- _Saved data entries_

* * *

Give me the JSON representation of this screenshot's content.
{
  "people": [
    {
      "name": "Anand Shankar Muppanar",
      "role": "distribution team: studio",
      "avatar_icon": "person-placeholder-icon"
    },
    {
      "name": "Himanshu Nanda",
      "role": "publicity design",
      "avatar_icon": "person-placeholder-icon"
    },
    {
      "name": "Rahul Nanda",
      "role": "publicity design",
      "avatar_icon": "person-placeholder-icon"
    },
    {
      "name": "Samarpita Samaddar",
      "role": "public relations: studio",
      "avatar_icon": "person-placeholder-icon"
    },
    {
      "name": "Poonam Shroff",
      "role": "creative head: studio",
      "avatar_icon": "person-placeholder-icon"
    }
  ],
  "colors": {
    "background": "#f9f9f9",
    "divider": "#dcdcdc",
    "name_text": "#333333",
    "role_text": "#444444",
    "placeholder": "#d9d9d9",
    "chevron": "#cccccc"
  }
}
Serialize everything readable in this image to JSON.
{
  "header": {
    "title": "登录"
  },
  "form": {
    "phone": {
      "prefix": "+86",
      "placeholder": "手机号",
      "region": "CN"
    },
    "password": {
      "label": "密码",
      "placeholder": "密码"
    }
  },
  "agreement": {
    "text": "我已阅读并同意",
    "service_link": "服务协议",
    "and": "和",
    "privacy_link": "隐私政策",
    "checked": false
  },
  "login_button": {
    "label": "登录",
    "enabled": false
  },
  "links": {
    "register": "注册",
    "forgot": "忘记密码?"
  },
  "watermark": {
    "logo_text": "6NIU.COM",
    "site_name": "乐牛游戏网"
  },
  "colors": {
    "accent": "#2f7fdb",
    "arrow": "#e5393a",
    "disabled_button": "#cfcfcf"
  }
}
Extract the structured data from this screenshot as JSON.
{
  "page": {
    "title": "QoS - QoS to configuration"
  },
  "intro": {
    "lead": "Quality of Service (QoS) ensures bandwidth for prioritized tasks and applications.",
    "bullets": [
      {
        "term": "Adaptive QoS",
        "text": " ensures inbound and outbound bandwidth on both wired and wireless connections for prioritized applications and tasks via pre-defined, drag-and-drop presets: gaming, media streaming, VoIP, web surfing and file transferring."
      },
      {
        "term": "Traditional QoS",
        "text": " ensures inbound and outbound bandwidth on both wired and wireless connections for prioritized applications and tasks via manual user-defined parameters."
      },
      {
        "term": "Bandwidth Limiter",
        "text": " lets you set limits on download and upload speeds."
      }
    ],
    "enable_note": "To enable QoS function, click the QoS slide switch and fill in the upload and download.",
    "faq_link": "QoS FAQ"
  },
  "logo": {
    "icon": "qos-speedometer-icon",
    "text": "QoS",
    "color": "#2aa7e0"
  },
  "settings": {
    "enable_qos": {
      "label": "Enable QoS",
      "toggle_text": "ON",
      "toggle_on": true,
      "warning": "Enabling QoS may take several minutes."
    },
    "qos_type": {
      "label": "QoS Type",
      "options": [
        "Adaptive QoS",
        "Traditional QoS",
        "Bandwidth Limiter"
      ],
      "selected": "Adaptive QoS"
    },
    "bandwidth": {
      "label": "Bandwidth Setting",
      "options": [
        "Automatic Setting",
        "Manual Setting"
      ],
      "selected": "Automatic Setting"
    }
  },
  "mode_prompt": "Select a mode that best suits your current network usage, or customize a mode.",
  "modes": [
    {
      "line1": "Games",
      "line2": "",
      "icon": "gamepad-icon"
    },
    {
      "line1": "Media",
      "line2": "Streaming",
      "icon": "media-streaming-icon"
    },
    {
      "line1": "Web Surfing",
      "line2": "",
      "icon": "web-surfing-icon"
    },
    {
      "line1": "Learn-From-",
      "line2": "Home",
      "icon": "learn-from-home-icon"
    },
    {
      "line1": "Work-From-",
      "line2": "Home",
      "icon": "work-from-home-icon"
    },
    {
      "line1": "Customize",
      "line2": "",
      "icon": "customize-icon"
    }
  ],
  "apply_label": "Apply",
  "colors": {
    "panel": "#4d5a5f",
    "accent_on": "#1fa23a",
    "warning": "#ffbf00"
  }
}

* * *

- _Task_
Every line of the data above should be copied exactly.

- _The result_
Give me the JSON representation of this screenshot's content.
{
  "people": [
    {
      "name": "Anand Shankar Muppanar",
      "role": "distribution team: studio",
      "avatar_icon": "person-placeholder-icon"
    },
    {
      "name": "Himanshu Nanda",
      "role": "publicity design",
      "avatar_icon": "person-placeholder-icon"
    },
    {
      "name": "Rahul Nanda",
      "role": "publicity design",
      "avatar_icon": "person-placeholder-icon"
    },
    {
      "name": "Samarpita Samaddar",
      "role": "public relations: studio",
      "avatar_icon": "person-placeholder-icon"
    },
    {
      "name": "Poonam Shroff",
      "role": "creative head: studio",
      "avatar_icon": "person-placeholder-icon"
    }
  ],
  "colors": {
    "background": "#f9f9f9",
    "divider": "#dcdcdc",
    "name_text": "#333333",
    "role_text": "#444444",
    "placeholder": "#d9d9d9",
    "chevron": "#cccccc"
  }
}
Serialize everything readable in this image to JSON.
{
  "header": {
    "title": "登录"
  },
  "form": {
    "phone": {
      "prefix": "+86",
      "placeholder": "手机号",
      "region": "CN"
    },
    "password": {
      "label": "密码",
      "placeholder": "密码"
    }
  },
  "agreement": {
    "text": "我已阅读并同意",
    "service_link": "服务协议",
    "and": "和",
    "privacy_link": "隐私政策",
    "checked": false
  },
  "login_button": {
    "label": "登录",
    "enabled": false
  },
  "links": {
    "register": "注册",
    "forgot": "忘记密码?"
  },
  "watermark": {
    "logo_text": "6NIU.COM",
    "site_name": "乐牛游戏网"
  },
  "colors": {
    "accent": "#2f7fdb",
    "arrow": "#e5393a",
    "disabled_button": "#cfcfcf"
  }
}
Extract the structured data from this screenshot as JSON.
{
  "page": {
    "title": "QoS - QoS to configuration"
  },
  "intro": {
    "lead": "Quality of Service (QoS) ensures bandwidth for prioritized tasks and applications.",
    "bullets": [
      {
        "term": "Adaptive QoS",
        "text": " ensures inbound and outbound bandwidth on both wired and wireless connections for prioritized applications and tasks via pre-defined, drag-and-drop presets: gaming, media streaming, VoIP, web surfing and file transferring."
      },
      {
        "term": "Traditional QoS",
        "text": " ensures inbound and outbound bandwidth on both wired and wireless connections for prioritized applications and tasks via manual user-defined parameters."
      },
      {
        "term": "Bandwidth Limiter",
        "text": " lets you set limits on download and upload speeds."
      }
    ],
    "enable_note": "To enable QoS function, click the QoS slide switch and fill in the upload and download.",
    "faq_link": "QoS FAQ"
  },
  "logo": {
    "icon": "qos-speedometer-icon",
    "text": "QoS",
    "color": "#2aa7e0"
  },
  "settings": {
    "enable_qos": {
      "label": "Enable QoS",
      "toggle_text": "ON",
      "toggle_on": true,
      "warning": "Enabling QoS may take several minutes."
    },
    "qos_type": {
      "label": "QoS Type",
      "options": [
        "Adaptive QoS",
        "Traditional QoS",
        "Bandwidth Limiter"
      ],
      "selected": "Adaptive QoS"
    },
    "bandwidth": {
      "label": "Bandwidth Setting",
      "options": [
        "Automatic Setting",
        "Manual Setting"
      ],
      "selected": "Automatic Setting"
    }
  },
  "mode_prompt": "Select a mode that best suits your current network usage, or customize a mode.",
  "modes": [
    {
      "line1": "Games",
      "line2": "",
      "icon": "gamepad-icon"
    },
    {
      "line1": "Media",
      "line2": "Streaming",
      "icon": "media-streaming-icon"
    },
    {
      "line1": "Web Surfing",
      "line2": "",
      "icon": "web-surfing-icon"
    },
    {
      "line1": "Learn-From-",
      "line2": "Home",
      "icon": "learn-from-home-icon"
    },
    {
      "line1": "Work-From-",
      "line2": "Home",
      "icon": "work-from-home-icon"
    },
    {
      "line1": "Customize",
      "line2": "",
      "icon": "customize-icon"
    }
  ],
  "apply_label": "Apply",
  "colors": {
    "panel": "#4d5a5f",
    "accent_on": "#1fa23a",
    "warning": "#ffbf00"
  }
}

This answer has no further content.